• _Goal_: Each line of the material must be repeated precisely, with the pictures left out.

# START OF Records shown

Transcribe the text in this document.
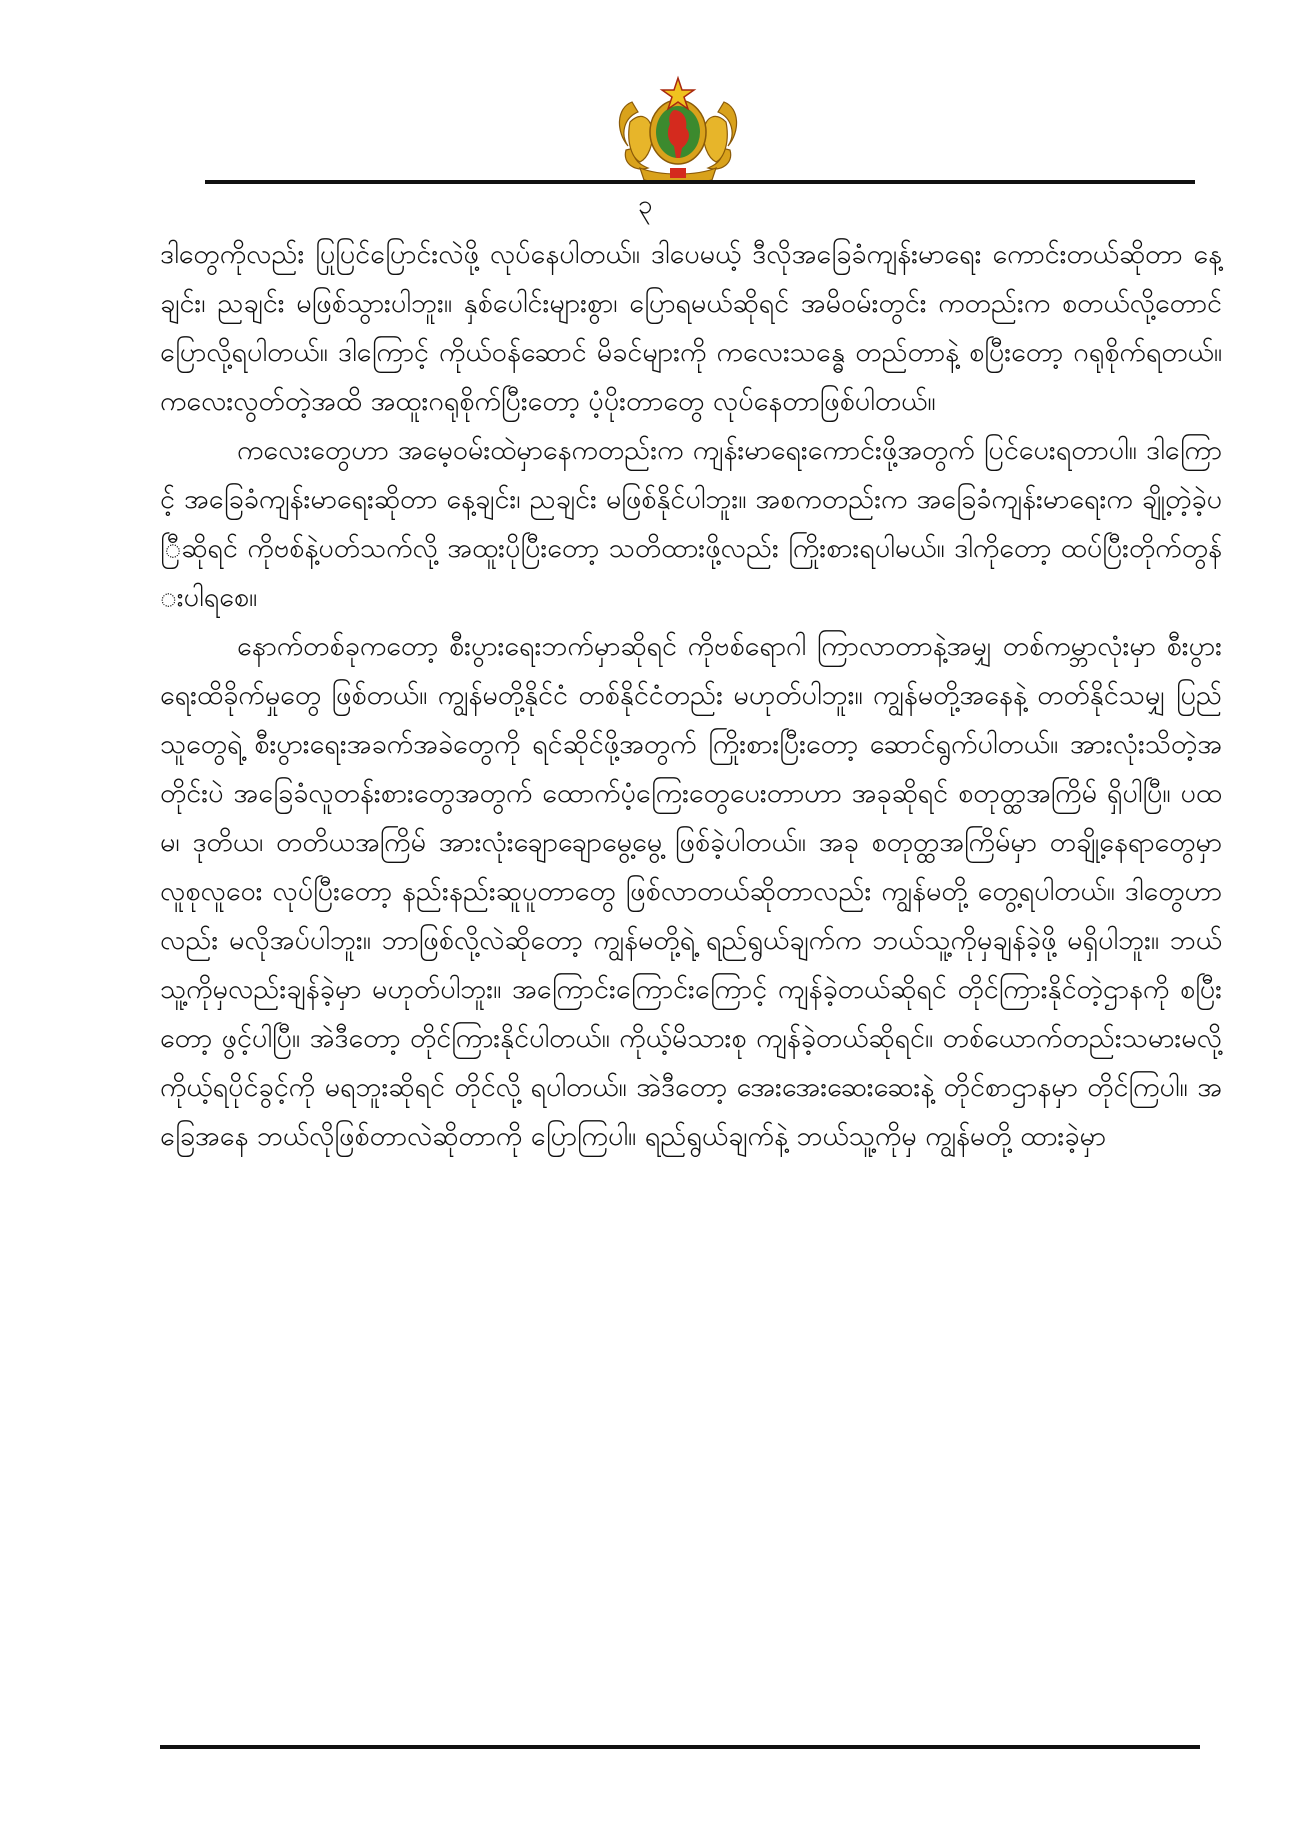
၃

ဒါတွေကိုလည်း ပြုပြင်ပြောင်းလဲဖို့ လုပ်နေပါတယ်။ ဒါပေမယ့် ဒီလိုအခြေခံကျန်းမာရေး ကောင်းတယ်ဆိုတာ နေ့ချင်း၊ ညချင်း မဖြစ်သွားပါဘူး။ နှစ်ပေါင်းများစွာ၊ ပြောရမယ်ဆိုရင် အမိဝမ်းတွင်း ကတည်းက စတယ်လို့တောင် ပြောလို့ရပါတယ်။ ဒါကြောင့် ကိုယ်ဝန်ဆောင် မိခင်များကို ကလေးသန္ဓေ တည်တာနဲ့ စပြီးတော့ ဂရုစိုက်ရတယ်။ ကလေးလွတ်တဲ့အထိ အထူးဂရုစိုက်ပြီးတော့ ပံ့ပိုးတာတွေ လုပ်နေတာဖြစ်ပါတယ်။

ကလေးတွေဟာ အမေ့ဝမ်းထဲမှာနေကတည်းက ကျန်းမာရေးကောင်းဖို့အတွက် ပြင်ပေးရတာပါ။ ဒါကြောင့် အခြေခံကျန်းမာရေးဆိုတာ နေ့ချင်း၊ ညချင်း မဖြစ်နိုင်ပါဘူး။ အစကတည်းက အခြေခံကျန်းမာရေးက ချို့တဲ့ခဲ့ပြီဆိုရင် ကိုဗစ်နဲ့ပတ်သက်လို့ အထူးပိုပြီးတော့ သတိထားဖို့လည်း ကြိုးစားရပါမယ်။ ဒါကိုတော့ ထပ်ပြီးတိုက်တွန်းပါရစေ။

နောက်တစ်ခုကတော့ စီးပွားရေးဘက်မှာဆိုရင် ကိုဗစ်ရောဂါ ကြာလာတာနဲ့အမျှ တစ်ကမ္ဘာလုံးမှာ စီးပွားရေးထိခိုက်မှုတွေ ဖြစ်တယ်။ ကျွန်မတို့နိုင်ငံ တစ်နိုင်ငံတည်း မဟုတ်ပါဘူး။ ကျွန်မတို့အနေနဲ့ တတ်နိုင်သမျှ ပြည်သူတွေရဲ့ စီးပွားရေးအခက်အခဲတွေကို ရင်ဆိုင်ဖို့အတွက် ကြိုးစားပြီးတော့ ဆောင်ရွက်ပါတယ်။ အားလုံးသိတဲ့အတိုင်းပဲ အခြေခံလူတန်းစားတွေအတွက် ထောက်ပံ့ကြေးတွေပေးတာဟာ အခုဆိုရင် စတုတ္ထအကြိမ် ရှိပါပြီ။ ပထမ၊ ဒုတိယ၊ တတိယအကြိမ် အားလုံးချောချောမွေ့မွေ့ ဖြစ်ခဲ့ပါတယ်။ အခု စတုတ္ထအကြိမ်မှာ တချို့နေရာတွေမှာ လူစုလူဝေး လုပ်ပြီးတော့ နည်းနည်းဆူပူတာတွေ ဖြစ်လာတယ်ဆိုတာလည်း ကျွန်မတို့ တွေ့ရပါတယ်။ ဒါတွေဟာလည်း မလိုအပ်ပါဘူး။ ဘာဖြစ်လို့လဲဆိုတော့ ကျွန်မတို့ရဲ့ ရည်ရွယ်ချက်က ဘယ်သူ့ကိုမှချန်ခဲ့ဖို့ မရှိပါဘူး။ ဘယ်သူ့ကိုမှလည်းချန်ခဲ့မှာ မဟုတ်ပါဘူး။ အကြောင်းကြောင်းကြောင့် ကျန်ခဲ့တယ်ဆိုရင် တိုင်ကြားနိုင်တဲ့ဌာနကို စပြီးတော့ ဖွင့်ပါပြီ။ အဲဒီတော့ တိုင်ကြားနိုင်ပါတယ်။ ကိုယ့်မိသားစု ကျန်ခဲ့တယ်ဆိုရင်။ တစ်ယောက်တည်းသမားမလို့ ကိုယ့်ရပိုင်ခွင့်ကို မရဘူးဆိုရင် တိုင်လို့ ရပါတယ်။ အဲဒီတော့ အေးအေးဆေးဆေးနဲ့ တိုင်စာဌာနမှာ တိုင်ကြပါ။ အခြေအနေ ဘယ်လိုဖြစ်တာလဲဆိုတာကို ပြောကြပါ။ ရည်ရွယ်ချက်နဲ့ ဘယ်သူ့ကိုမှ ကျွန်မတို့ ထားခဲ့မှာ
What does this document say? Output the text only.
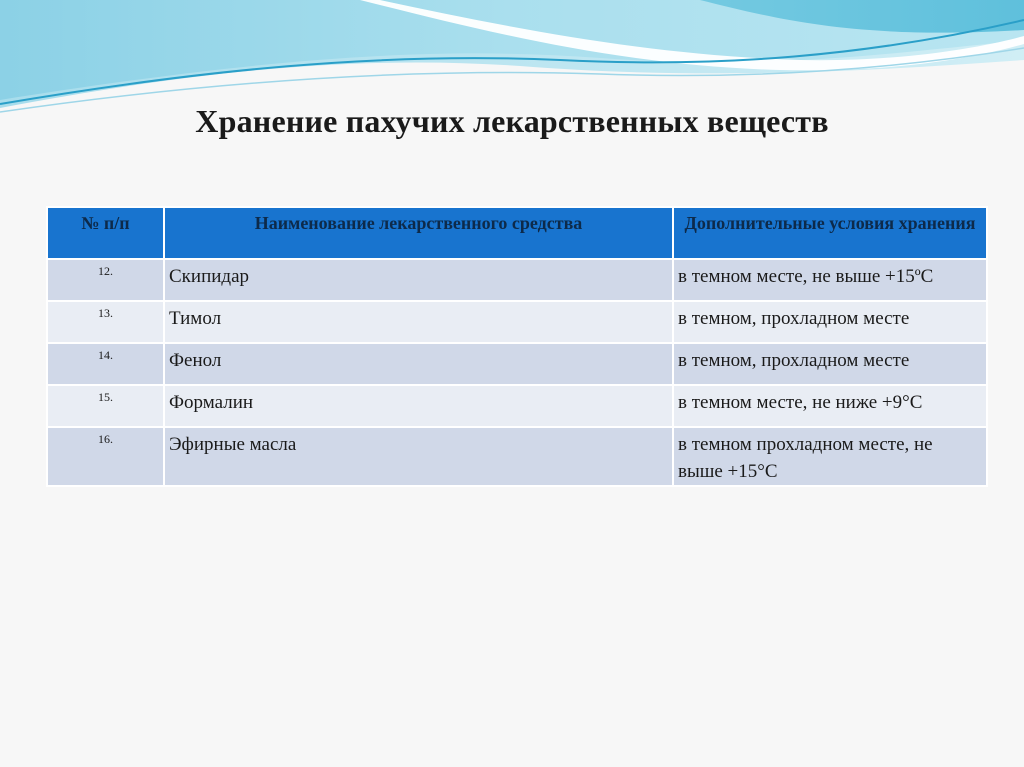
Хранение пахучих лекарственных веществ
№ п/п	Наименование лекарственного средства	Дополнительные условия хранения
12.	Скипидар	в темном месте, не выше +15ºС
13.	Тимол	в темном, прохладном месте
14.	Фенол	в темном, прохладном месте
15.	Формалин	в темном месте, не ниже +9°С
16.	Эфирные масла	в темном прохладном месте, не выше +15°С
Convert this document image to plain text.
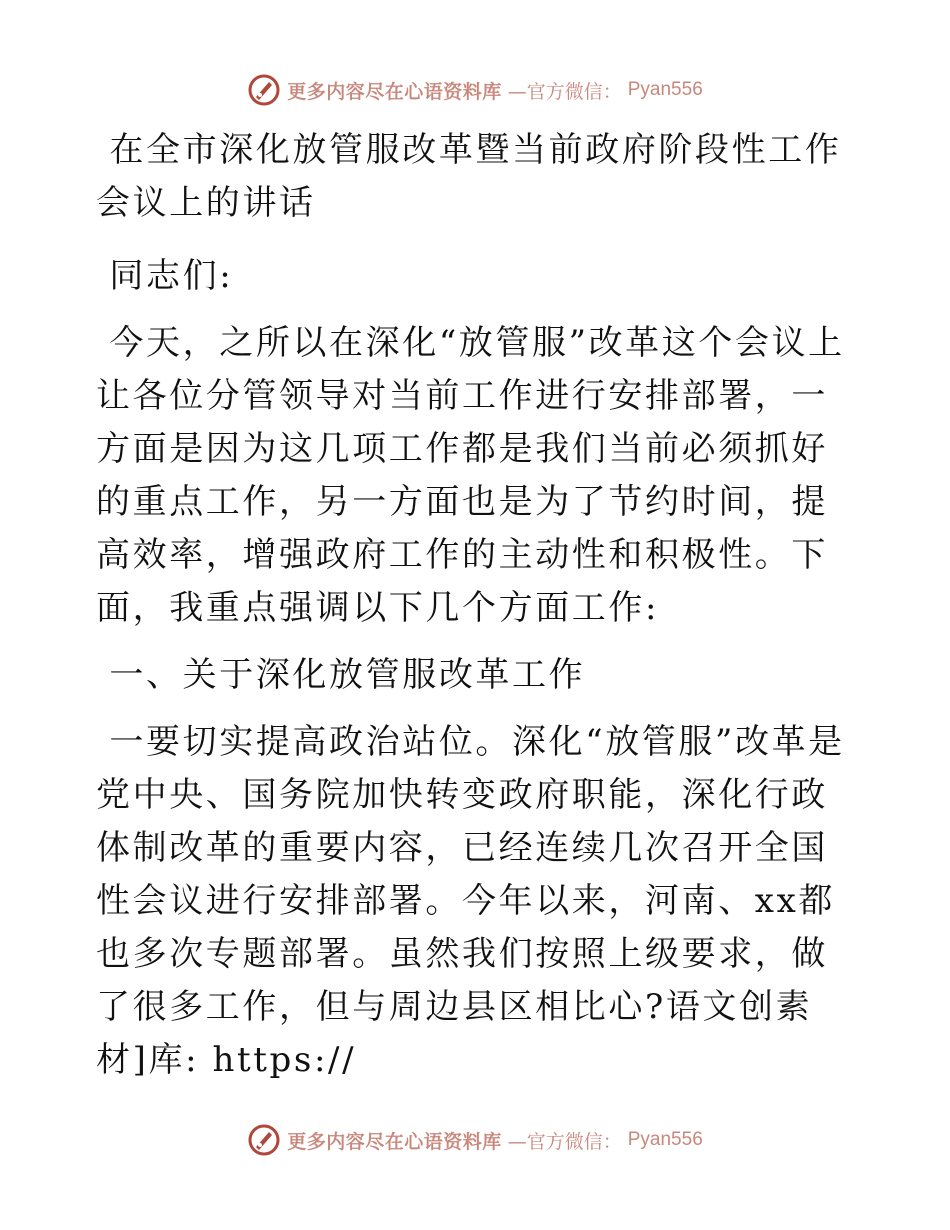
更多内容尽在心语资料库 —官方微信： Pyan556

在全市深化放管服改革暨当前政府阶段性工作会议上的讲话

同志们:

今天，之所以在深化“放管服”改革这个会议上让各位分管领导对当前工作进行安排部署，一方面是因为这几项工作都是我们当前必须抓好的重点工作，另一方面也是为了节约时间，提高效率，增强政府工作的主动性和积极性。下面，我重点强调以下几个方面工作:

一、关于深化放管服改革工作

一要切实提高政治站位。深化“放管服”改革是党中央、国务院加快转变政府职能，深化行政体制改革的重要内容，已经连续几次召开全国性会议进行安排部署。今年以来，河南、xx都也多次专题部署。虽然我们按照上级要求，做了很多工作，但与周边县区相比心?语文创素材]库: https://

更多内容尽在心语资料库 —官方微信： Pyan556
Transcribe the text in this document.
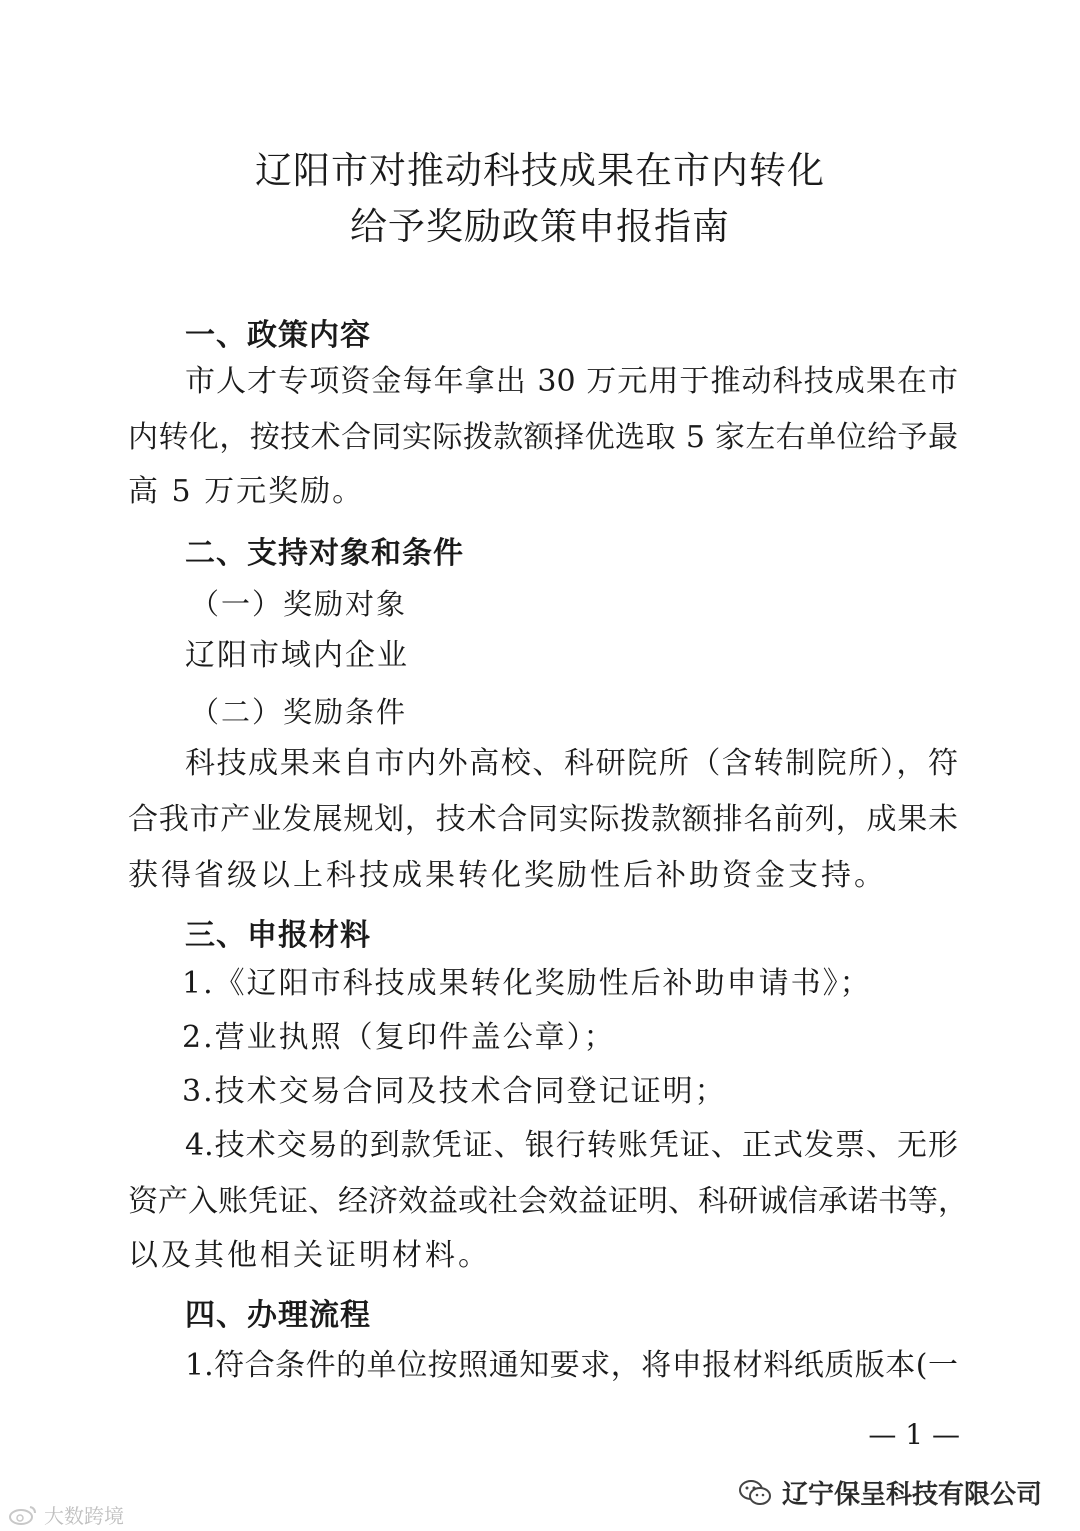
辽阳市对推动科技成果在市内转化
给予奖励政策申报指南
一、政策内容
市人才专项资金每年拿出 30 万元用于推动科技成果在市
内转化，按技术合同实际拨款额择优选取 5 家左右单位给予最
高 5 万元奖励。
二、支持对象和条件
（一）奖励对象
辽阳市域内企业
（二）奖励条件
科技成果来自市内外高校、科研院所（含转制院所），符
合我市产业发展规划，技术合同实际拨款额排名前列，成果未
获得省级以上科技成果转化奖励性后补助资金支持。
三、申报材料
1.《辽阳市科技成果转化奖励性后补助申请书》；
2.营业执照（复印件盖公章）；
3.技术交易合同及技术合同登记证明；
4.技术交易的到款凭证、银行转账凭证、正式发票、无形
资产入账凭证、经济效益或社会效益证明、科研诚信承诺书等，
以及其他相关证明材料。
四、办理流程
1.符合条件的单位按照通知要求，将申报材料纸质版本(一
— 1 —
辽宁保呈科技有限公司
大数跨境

# END OF Records shown

• _Written solution_:
Transcribe the text in this document.
၃

ဒါတွေကိုလည်း ပြုပြင်ပြောင်းလဲဖို့ လုပ်နေပါတယ်။ ဒါပေမယ့် ဒီလိုအခြေခံကျန်းမာရေး ကောင်းတယ်ဆိုတာ နေ့ချင်း၊ ညချင်း မဖြစ်သွားပါဘူး။ နှစ်ပေါင်းများစွာ၊ ပြောရမယ်ဆိုရင် အမိဝမ်းတွင်း ကတည်းက စတယ်လို့တောင် ပြောလို့ရပါတယ်။ ဒါကြောင့် ကိုယ်ဝန်ဆောင် မိခင်များကို ကလေးသန္ဓေ တည်တာနဲ့ စပြီးတော့ ဂရုစိုက်ရတယ်။ ကလေးလွတ်တဲ့အထိ အထူးဂရုစိုက်ပြီးတော့ ပံ့ပိုးတာတွေ လုပ်နေတာဖြစ်ပါတယ်။

ကလေးတွေဟာ အမေ့ဝမ်းထဲမှာနေကတည်းက ကျန်းမာရေးကောင်းဖို့အတွက် ပြင်ပေးရတာပါ။ ဒါကြောင့် အခြေခံကျန်းမာရေးဆိုတာ နေ့ချင်း၊ ညချင်း မဖြစ်နိုင်ပါဘူး။ အစကတည်းက အခြေခံကျန်းမာရေးက ချို့တဲ့ခဲ့ပြီဆိုရင် ကိုဗစ်နဲ့ပတ်သက်လို့ အထူးပိုပြီးတော့ သတိထားဖို့လည်း ကြိုးစားရပါမယ်။ ဒါကိုတော့ ထပ်ပြီးတိုက်တွန်းပါရစေ။

နောက်တစ်ခုကတော့ စီးပွားရေးဘက်မှာဆိုရင် ကိုဗစ်ရောဂါ ကြာလာတာနဲ့အမျှ တစ်ကမ္ဘာလုံးမှာ စီးပွားရေးထိခိုက်မှုတွေ ဖြစ်တယ်။ ကျွန်မတို့နိုင်ငံ တစ်နိုင်ငံတည်း မဟုတ်ပါဘူး။ ကျွန်မတို့အနေနဲ့ တတ်နိုင်သမျှ ပြည်သူတွေရဲ့ စီးပွားရေးအခက်အခဲတွေကို ရင်ဆိုင်ဖို့အတွက် ကြိုးစားပြီးတော့ ဆောင်ရွက်ပါတယ်။ အားလုံးသိတဲ့အတိုင်းပဲ အခြေခံလူတန်းစားတွေအတွက် ထောက်ပံ့ကြေးတွေပေးတာဟာ အခုဆိုရင် စတုတ္ထအကြိမ် ရှိပါပြီ။ ပထမ၊ ဒုတိယ၊ တတိယအကြိမ် အားလုံးချောချောမွေ့မွေ့ ဖြစ်ခဲ့ပါတယ်။ အခု စတုတ္ထအကြိမ်မှာ တချို့နေရာတွေမှာ လူစုလူဝေး လုပ်ပြီးတော့ နည်းနည်းဆူပူတာတွေ ဖြစ်လာတယ်ဆိုတာလည်း ကျွန်မတို့ တွေ့ရပါတယ်။ ဒါတွေဟာလည်း မလိုအပ်ပါဘူး။ ဘာဖြစ်လို့လဲဆိုတော့ ကျွန်မတို့ရဲ့ ရည်ရွယ်ချက်က ဘယ်သူ့ကိုမှချန်ခဲ့ဖို့ မရှိပါဘူး။ ဘယ်သူ့ကိုမှလည်းချန်ခဲ့မှာ မဟုတ်ပါဘူး။ အကြောင်းကြောင်းကြောင့် ကျန်ခဲ့တယ်ဆိုရင် တိုင်ကြားနိုင်တဲ့ဌာနကို စပြီးတော့ ဖွင့်ပါပြီ။ အဲဒီတော့ တိုင်ကြားနိုင်ပါတယ်။ ကိုယ့်မိသားစု ကျန်ခဲ့တယ်ဆိုရင်။ တစ်ယောက်တည်းသမားမလို့ ကိုယ့်ရပိုင်ခွင့်ကို မရဘူးဆိုရင် တိုင်လို့ ရပါတယ်။ အဲဒီတော့ အေးအေးဆေးဆေးနဲ့ တိုင်စာဌာနမှာ တိုင်ကြပါ။ အခြေအနေ ဘယ်လိုဖြစ်တာလဲဆိုတာကို ပြောကြပါ။ ရည်ရွယ်ချက်နဲ့ ဘယ်သူ့ကိုမှ ကျွန်မတို့ ထားခဲ့မှာ
What does this document say? Output the text only.
Хранение пахучих лекарственных веществ
№ п/п	Наименование лекарственного средства	Дополнительные условия хранения
12.	Скипидар	в темном месте, не выше +15ºС
13.	Тимол	в темном, прохладном месте
14.	Фенол	в темном, прохладном месте
15.	Формалин	в темном месте, не ниже +9°С
16.	Эфирные масла	в темном прохладном месте, не выше +15°С
Convert this document image to plain text.
更多内容尽在心语资料库 —官方微信： Pyan556

在全市深化放管服改革暨当前政府阶段性工作会议上的讲话

同志们:

今天，之所以在深化“放管服”改革这个会议上让各位分管领导对当前工作进行安排部署，一方面是因为这几项工作都是我们当前必须抓好的重点工作，另一方面也是为了节约时间，提高效率，增强政府工作的主动性和积极性。下面，我重点强调以下几个方面工作:

一、关于深化放管服改革工作

一要切实提高政治站位。深化“放管服”改革是党中央、国务院加快转变政府职能，深化行政体制改革的重要内容，已经连续几次召开全国性会议进行安排部署。今年以来，河南、xx都也多次专题部署。虽然我们按照上级要求，做了很多工作，但与周边县区相比心?语文创素材]库: https://

更多内容尽在心语资料库 —官方微信： Pyan556
Transcribe the text in this document.
辽阳市对推动科技成果在市内转化
给予奖励政策申报指南
一、政策内容
市人才专项资金每年拿出 30 万元用于推动科技成果在市
内转化，按技术合同实际拨款额择优选取 5 家左右单位给予最
高 5 万元奖励。
二、支持对象和条件
（一）奖励对象
辽阳市域内企业
（二）奖励条件
科技成果来自市内外高校、科研院所（含转制院所），符
合我市产业发展规划，技术合同实际拨款额排名前列，成果未
获得省级以上科技成果转化奖励性后补助资金支持。
三、申报材料
1.《辽阳市科技成果转化奖励性后补助申请书》；
2.营业执照（复印件盖公章）；
3.技术交易合同及技术合同登记证明；
4.技术交易的到款凭证、银行转账凭证、正式发票、无形
资产入账凭证、经济效益或社会效益证明、科研诚信承诺书等，
以及其他相关证明材料。
四、办理流程
1.符合条件的单位按照通知要求，将申报材料纸质版本(一
— 1 —
辽宁保呈科技有限公司
大数跨境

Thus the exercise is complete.